Task goal
Find the number of lines below in which the word "ขภาพ" appears, and write that number only.

Dataset

----

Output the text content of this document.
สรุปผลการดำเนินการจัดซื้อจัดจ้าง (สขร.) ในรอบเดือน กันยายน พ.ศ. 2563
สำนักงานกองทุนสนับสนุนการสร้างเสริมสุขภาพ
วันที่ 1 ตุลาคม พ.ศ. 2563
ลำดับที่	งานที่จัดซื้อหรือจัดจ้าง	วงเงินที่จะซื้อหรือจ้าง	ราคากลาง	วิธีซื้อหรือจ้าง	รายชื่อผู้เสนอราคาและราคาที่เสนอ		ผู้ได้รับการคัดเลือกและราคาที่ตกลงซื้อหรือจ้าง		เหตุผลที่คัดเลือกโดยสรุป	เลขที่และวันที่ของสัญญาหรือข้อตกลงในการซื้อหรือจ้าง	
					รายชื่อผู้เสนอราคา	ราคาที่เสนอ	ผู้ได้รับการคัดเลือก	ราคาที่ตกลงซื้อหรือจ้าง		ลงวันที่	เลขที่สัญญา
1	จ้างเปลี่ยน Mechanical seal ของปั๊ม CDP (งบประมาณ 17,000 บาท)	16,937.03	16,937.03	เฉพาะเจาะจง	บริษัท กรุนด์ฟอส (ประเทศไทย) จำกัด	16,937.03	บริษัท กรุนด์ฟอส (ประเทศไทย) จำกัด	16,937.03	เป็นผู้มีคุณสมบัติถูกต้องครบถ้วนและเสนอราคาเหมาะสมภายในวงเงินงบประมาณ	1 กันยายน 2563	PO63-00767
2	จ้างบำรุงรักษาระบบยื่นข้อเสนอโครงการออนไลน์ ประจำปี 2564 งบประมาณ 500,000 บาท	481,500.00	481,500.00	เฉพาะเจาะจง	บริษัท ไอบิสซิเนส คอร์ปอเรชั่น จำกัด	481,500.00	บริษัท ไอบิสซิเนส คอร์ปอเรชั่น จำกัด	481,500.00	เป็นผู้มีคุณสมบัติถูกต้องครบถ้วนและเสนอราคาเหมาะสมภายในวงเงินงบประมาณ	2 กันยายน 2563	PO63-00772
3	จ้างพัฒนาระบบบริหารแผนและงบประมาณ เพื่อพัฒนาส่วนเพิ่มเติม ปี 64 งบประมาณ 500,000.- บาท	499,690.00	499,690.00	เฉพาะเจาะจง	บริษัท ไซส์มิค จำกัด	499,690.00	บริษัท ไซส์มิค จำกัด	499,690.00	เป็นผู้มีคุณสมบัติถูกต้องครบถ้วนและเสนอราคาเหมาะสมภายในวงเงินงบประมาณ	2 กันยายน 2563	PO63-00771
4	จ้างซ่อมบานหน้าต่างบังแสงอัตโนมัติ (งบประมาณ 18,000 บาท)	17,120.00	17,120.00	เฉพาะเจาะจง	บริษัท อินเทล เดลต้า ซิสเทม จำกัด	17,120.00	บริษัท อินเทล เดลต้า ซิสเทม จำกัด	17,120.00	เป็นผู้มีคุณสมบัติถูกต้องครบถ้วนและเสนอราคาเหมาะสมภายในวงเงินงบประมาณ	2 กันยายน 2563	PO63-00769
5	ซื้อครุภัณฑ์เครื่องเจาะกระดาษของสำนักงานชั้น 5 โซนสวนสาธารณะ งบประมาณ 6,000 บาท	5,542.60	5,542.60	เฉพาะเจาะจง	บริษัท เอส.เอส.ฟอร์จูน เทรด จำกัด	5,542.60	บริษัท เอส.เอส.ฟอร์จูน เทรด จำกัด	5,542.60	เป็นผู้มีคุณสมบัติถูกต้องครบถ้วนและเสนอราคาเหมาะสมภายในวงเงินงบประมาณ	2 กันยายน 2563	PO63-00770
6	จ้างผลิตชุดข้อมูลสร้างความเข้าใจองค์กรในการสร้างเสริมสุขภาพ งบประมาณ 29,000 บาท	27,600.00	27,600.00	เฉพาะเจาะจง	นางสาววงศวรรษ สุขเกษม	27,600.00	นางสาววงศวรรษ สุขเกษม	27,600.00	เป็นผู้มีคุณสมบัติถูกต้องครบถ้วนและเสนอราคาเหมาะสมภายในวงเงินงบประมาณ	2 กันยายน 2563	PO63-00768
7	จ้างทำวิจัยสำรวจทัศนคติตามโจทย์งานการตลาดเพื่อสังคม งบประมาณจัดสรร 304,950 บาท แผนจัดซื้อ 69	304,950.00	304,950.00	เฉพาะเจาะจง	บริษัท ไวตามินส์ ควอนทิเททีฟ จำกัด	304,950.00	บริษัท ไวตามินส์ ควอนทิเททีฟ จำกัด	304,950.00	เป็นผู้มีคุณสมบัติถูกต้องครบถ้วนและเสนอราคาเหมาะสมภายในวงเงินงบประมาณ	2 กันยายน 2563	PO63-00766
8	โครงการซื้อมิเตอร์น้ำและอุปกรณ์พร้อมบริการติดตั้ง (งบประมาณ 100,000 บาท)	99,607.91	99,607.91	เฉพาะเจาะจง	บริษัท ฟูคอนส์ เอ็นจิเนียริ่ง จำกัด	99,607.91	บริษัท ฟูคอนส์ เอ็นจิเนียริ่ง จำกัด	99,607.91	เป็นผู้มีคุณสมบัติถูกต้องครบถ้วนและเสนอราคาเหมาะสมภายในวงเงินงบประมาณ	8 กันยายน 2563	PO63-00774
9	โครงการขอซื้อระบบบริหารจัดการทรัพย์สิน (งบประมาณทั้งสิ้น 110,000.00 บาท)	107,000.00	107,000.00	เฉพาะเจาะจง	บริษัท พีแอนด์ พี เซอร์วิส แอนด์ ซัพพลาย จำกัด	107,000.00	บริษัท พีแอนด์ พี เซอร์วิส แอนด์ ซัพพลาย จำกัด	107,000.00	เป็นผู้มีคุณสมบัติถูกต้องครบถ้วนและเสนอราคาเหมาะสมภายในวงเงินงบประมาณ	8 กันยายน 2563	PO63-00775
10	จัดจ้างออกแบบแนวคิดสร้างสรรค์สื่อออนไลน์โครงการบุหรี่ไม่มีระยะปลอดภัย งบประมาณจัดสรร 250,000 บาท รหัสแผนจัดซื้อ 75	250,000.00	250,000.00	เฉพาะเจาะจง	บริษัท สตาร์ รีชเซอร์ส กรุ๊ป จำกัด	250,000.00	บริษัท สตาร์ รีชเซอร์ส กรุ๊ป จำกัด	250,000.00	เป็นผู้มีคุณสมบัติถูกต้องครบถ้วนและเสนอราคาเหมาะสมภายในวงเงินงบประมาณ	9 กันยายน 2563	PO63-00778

----

Task output
2